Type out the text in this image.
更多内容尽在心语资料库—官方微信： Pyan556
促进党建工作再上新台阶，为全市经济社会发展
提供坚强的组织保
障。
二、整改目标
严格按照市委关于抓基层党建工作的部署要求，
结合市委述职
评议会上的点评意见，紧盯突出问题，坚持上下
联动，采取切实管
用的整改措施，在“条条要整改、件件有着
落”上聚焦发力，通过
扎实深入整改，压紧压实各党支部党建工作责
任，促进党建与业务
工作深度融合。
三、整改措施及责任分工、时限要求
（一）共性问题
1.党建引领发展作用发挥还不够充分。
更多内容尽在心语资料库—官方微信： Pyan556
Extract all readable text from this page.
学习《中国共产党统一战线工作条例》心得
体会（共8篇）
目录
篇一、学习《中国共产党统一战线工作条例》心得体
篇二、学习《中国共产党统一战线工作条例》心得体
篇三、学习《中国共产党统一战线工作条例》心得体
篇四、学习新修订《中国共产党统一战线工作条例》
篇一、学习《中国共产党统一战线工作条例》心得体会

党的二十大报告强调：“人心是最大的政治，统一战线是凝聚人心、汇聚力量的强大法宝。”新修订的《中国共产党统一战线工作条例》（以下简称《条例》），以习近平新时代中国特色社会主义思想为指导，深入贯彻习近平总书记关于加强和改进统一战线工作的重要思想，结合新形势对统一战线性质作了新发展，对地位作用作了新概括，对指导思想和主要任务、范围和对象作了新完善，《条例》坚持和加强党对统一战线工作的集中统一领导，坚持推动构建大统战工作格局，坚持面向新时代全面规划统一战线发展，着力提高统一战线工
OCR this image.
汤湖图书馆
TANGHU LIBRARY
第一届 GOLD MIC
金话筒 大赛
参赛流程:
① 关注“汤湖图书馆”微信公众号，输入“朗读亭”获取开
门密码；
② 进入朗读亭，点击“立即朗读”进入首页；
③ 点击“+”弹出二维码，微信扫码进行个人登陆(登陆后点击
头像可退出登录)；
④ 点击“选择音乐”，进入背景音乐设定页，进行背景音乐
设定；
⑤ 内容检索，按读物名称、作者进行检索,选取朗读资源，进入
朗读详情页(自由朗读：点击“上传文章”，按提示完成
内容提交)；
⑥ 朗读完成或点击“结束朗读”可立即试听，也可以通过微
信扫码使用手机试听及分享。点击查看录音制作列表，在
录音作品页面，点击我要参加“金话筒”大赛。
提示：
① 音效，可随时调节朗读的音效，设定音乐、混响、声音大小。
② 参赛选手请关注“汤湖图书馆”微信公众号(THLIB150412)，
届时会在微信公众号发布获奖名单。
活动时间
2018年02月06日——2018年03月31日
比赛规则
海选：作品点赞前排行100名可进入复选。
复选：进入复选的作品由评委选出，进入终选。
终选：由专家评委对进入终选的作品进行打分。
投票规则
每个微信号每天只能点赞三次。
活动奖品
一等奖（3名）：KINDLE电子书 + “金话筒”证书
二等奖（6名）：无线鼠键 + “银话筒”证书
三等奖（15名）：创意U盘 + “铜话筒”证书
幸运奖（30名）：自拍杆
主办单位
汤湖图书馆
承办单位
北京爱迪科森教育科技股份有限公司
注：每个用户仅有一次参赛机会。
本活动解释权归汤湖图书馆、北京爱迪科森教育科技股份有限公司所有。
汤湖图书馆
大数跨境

--- --- ---

● WHAT IS EXPECTED:
Your task is to collect every line above that contains the word "image".

● TASK SOLUTION:
Type out the text in this image.
OCR this image.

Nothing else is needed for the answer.